** START OF The records **
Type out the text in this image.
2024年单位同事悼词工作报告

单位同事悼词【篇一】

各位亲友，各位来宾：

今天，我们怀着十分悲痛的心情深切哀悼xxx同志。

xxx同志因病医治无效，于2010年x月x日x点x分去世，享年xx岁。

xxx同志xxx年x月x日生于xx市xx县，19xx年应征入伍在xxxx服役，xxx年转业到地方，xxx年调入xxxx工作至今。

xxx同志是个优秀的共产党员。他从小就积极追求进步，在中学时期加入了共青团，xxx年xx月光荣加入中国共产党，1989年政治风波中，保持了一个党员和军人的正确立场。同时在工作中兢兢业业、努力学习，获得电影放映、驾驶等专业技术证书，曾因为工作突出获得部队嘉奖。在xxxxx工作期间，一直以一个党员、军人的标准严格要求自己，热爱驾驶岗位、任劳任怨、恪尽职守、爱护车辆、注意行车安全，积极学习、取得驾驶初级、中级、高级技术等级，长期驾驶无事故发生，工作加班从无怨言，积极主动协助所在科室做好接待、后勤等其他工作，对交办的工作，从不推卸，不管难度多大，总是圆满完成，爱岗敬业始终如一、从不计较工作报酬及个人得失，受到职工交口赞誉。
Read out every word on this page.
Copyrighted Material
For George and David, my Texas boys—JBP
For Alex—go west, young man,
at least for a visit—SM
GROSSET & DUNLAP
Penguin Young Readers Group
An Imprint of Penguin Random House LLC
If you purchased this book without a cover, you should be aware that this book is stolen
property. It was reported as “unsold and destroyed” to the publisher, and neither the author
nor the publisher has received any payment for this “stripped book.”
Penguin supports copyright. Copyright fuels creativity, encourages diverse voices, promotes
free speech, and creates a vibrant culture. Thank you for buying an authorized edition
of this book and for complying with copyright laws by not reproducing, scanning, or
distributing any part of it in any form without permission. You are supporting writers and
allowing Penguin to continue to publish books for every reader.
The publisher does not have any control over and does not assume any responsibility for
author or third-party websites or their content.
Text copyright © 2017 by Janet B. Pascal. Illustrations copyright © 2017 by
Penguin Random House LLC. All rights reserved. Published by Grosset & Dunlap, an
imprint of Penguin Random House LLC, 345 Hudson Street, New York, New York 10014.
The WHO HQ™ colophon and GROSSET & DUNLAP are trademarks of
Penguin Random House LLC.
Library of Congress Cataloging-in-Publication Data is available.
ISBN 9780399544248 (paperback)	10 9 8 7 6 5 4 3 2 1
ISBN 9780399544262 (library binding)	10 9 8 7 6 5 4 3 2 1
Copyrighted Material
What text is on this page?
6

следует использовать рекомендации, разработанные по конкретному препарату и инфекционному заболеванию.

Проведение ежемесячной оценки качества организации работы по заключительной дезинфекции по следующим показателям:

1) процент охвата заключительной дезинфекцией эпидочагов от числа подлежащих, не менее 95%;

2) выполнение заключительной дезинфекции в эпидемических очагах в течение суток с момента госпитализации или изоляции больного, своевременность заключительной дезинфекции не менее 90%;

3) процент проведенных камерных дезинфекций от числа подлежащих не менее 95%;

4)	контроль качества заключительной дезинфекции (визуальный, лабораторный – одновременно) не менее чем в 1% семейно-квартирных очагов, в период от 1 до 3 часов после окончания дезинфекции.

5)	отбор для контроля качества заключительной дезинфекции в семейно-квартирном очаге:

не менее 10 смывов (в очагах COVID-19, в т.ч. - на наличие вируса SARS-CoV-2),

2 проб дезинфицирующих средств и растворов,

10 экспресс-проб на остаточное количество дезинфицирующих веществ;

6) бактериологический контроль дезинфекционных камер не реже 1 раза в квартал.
** END OF The records **
Directions for this task
Copy each record from above exactly, and include every line.

Result of the exercise
Type out the text in this image.
2024年单位同事悼词工作报告

单位同事悼词【篇一】

各位亲友，各位来宾：

今天，我们怀着十分悲痛的心情深切哀悼xxx同志。

xxx同志因病医治无效，于2010年x月x日x点x分去世，享年xx岁。

xxx同志xxx年x月x日生于xx市xx县，19xx年应征入伍在xxxx服役，xxx年转业到地方，xxx年调入xxxx工作至今。

xxx同志是个优秀的共产党员。他从小就积极追求进步，在中学时期加入了共青团，xxx年xx月光荣加入中国共产党，1989年政治风波中，保持了一个党员和军人的正确立场。同时在工作中兢兢业业、努力学习，获得电影放映、驾驶等专业技术证书，曾因为工作突出获得部队嘉奖。在xxxxx工作期间，一直以一个党员、军人的标准严格要求自己，热爱驾驶岗位、任劳任怨、恪尽职守、爱护车辆、注意行车安全，积极学习、取得驾驶初级、中级、高级技术等级，长期驾驶无事故发生，工作加班从无怨言，积极主动协助所在科室做好接待、后勤等其他工作，对交办的工作，从不推卸，不管难度多大，总是圆满完成，爱岗敬业始终如一、从不计较工作报酬及个人得失，受到职工交口赞誉。
Read out every word on this page.
Copyrighted Material
For George and David, my Texas boys—JBP
For Alex—go west, young man,
at least for a visit—SM
GROSSET & DUNLAP
Penguin Young Readers Group
An Imprint of Penguin Random House LLC
If you purchased this book without a cover, you should be aware that this book is stolen
property. It was reported as “unsold and destroyed” to the publisher, and neither the author
nor the publisher has received any payment for this “stripped book.”
Penguin supports copyright. Copyright fuels creativity, encourages diverse voices, promotes
free speech, and creates a vibrant culture. Thank you for buying an authorized edition
of this book and for complying with copyright laws by not reproducing, scanning, or
distributing any part of it in any form without permission. You are supporting writers and
allowing Penguin to continue to publish books for every reader.
The publisher does not have any control over and does not assume any responsibility for
author or third-party websites or their content.
Text copyright © 2017 by Janet B. Pascal. Illustrations copyright © 2017 by
Penguin Random House LLC. All rights reserved. Published by Grosset & Dunlap, an
imprint of Penguin Random House LLC, 345 Hudson Street, New York, New York 10014.
The WHO HQ™ colophon and GROSSET & DUNLAP are trademarks of
Penguin Random House LLC.
Library of Congress Cataloging-in-Publication Data is available.
ISBN 9780399544248 (paperback)	10 9 8 7 6 5 4 3 2 1
ISBN 9780399544262 (library binding)	10 9 8 7 6 5 4 3 2 1
Copyrighted Material
What text is on this page?
6

следует использовать рекомендации, разработанные по конкретному препарату и инфекционному заболеванию.

Проведение ежемесячной оценки качества организации работы по заключительной дезинфекции по следующим показателям:

1) процент охвата заключительной дезинфекцией эпидочагов от числа подлежащих, не менее 95%;

2) выполнение заключительной дезинфекции в эпидемических очагах в течение суток с момента госпитализации или изоляции больного, своевременность заключительной дезинфекции не менее 90%;

3) процент проведенных камерных дезинфекций от числа подлежащих не менее 95%;

4)	контроль качества заключительной дезинфекции (визуальный, лабораторный – одновременно) не менее чем в 1% семейно-квартирных очагов, в период от 1 до 3 часов после окончания дезинфекции.

5)	отбор для контроля качества заключительной дезинфекции в семейно-квартирном очаге:

не менее 10 смывов (в очагах COVID-19, в т.ч. - на наличие вируса SARS-CoV-2),

2 проб дезинфицирующих средств и растворов,

10 экспресс-проб на остаточное количество дезинфицирующих веществ;

6) бактериологический контроль дезинфекционных камер не реже 1 раза в квартал.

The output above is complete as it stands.